== Supplied data

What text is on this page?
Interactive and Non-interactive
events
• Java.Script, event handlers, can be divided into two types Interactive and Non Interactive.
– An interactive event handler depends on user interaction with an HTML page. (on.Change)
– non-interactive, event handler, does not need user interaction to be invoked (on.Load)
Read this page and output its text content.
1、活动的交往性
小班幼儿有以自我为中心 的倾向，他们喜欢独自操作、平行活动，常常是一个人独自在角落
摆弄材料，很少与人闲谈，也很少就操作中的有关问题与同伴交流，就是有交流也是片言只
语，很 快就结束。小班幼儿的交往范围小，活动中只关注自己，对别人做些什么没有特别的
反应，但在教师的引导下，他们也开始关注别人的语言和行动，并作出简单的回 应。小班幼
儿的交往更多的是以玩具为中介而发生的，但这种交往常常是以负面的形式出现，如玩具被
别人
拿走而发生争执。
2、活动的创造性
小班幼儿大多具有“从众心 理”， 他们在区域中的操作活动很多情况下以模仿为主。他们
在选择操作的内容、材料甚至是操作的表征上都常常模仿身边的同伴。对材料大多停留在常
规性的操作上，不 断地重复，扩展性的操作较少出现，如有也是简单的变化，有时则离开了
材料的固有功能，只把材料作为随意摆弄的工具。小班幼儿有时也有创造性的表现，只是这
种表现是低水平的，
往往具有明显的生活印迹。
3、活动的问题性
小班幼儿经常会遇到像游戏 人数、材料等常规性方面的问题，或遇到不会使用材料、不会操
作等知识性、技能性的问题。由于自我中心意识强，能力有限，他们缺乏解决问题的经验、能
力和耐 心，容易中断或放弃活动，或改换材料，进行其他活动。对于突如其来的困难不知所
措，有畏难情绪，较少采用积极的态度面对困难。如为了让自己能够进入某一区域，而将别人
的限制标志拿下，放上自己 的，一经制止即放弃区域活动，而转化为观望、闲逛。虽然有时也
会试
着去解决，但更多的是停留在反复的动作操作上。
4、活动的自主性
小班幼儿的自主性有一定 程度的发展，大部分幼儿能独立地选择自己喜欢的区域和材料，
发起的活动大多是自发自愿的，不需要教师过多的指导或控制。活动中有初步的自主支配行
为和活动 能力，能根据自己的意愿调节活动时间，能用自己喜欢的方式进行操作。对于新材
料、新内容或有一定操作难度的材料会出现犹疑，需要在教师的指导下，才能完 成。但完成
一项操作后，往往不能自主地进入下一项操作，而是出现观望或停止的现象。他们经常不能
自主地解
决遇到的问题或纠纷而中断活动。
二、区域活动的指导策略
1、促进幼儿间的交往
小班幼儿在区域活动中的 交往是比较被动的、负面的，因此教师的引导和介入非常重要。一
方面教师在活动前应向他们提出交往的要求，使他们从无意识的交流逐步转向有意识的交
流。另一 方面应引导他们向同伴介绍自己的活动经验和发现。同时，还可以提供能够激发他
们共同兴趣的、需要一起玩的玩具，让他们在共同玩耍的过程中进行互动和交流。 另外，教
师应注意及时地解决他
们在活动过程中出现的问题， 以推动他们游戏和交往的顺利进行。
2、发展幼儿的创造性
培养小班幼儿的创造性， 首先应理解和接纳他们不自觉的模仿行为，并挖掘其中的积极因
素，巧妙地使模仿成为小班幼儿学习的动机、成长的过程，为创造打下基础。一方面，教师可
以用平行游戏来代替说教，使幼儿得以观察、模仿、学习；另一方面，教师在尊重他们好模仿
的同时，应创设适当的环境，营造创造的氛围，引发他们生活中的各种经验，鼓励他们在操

====
== Supplied data

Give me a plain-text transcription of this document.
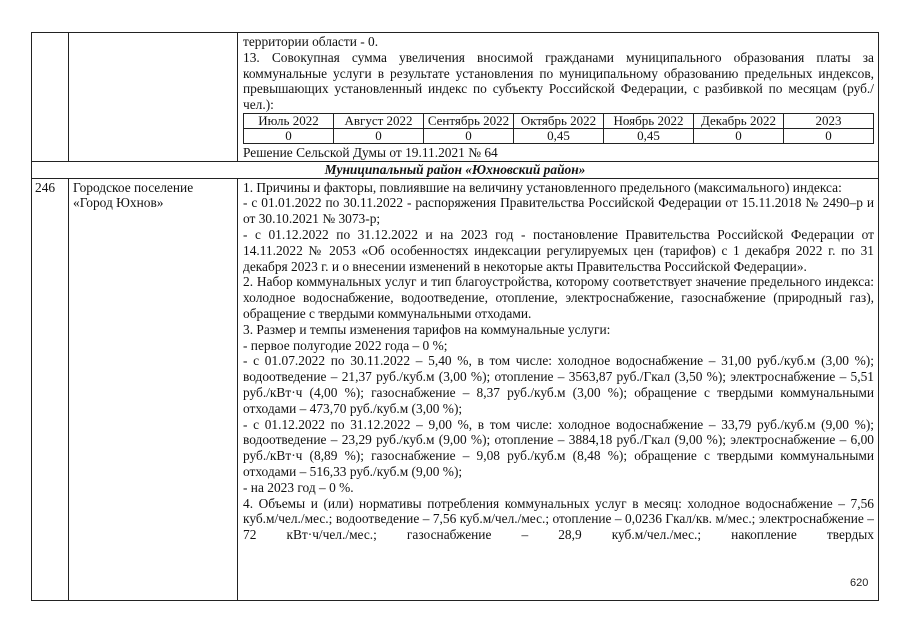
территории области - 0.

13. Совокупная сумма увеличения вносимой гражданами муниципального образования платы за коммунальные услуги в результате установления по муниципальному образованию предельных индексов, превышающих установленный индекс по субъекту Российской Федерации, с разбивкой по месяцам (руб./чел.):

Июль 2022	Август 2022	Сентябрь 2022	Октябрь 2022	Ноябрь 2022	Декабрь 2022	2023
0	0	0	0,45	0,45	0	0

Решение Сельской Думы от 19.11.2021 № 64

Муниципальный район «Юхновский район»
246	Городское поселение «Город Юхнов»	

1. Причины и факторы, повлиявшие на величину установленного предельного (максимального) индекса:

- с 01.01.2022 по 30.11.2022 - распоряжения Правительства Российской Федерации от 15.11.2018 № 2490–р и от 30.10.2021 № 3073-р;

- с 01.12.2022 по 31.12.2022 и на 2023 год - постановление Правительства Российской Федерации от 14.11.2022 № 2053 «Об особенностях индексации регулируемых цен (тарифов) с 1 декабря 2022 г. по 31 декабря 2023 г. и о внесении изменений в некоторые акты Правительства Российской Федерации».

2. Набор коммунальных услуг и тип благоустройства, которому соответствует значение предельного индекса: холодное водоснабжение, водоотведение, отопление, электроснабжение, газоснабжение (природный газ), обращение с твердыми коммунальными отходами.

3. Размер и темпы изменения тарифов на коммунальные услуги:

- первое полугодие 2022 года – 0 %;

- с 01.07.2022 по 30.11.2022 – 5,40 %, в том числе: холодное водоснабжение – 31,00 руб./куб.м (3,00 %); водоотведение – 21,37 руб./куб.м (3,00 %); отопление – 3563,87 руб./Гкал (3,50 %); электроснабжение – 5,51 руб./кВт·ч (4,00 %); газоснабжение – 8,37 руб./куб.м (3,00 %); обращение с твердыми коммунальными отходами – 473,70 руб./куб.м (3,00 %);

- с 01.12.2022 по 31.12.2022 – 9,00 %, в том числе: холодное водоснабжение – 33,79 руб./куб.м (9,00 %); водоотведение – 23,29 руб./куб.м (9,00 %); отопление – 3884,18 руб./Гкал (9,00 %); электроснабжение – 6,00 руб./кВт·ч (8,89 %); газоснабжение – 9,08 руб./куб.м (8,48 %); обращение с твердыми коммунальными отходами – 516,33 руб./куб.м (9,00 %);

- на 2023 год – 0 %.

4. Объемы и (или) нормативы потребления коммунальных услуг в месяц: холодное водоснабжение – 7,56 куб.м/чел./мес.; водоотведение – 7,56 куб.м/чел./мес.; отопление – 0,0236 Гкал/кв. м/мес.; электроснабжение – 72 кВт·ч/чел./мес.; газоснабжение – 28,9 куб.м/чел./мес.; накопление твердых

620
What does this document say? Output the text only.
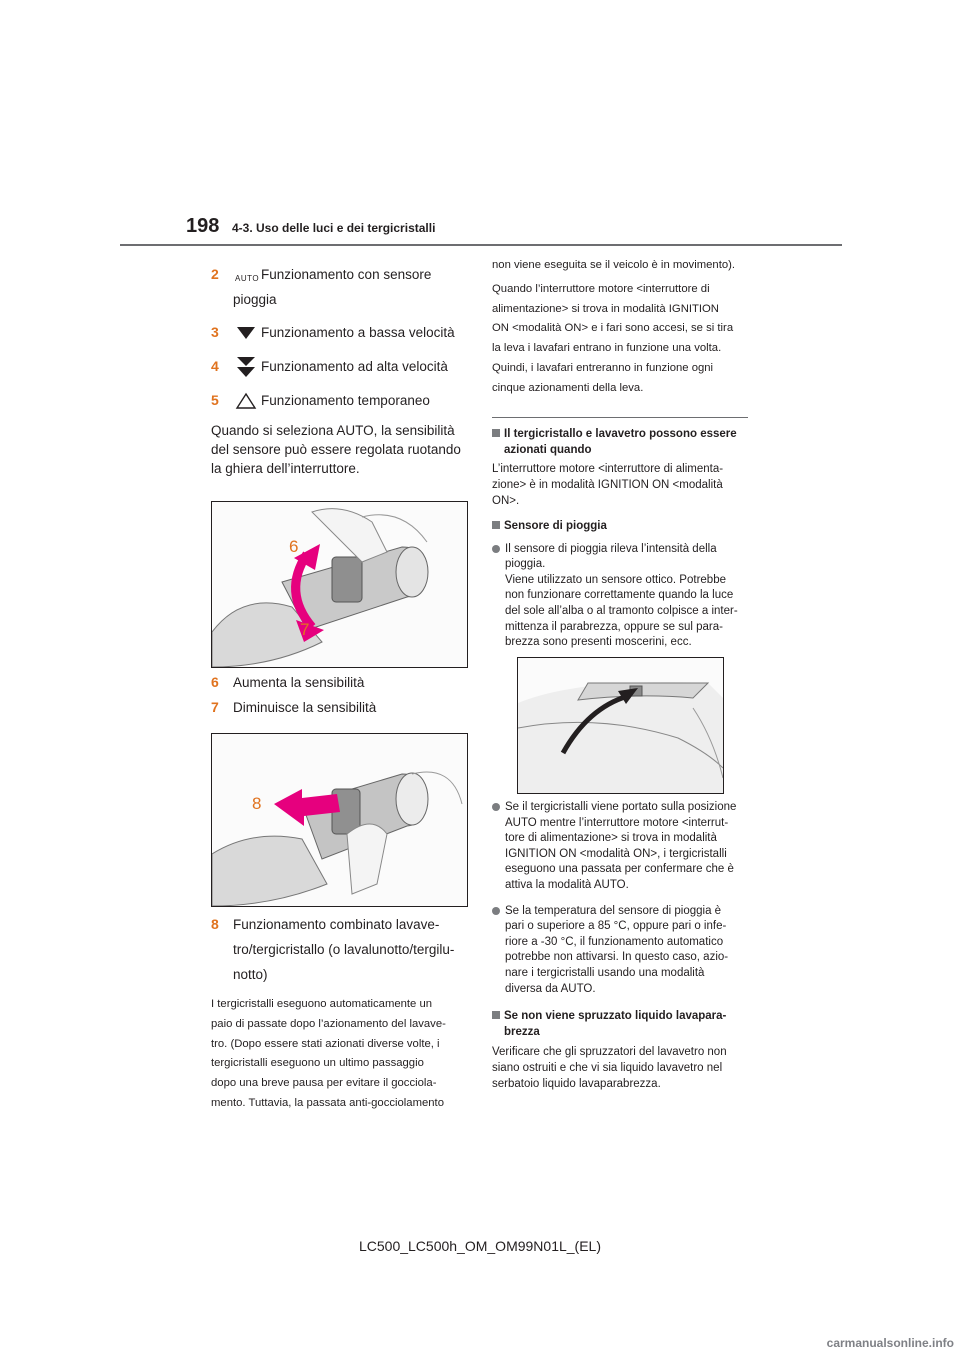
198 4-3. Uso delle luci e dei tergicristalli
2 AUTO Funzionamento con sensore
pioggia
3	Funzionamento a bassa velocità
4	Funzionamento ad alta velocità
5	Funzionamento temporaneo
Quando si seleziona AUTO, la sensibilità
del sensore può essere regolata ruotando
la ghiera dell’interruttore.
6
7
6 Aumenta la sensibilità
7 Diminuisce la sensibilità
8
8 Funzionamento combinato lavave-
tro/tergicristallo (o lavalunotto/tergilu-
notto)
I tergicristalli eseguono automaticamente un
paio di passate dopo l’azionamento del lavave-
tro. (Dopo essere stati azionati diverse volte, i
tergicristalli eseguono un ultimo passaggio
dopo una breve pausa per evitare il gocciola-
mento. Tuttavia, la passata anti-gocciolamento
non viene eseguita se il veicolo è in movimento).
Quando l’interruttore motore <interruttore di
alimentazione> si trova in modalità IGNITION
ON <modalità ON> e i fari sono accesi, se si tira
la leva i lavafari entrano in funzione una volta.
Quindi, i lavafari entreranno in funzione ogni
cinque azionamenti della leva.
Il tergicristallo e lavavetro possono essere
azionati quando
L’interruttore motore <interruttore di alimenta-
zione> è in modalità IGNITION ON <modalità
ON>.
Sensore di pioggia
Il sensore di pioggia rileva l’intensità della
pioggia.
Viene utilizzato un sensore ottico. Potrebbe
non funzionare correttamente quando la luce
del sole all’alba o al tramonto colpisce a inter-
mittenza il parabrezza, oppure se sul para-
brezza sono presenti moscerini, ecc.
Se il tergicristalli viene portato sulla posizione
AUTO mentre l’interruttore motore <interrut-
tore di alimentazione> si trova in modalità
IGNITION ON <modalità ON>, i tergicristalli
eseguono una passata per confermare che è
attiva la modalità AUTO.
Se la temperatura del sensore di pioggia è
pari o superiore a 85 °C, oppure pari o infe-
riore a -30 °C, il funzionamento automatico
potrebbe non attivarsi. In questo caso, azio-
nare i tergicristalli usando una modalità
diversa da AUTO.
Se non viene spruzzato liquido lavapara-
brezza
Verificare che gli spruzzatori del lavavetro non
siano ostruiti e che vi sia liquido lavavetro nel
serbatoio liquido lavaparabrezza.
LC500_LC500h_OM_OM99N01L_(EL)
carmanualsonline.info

====

Check each line above for "What" and return the ones that have it.

- [Task result]:
What text is on this page?
What does this document say? Output the text only.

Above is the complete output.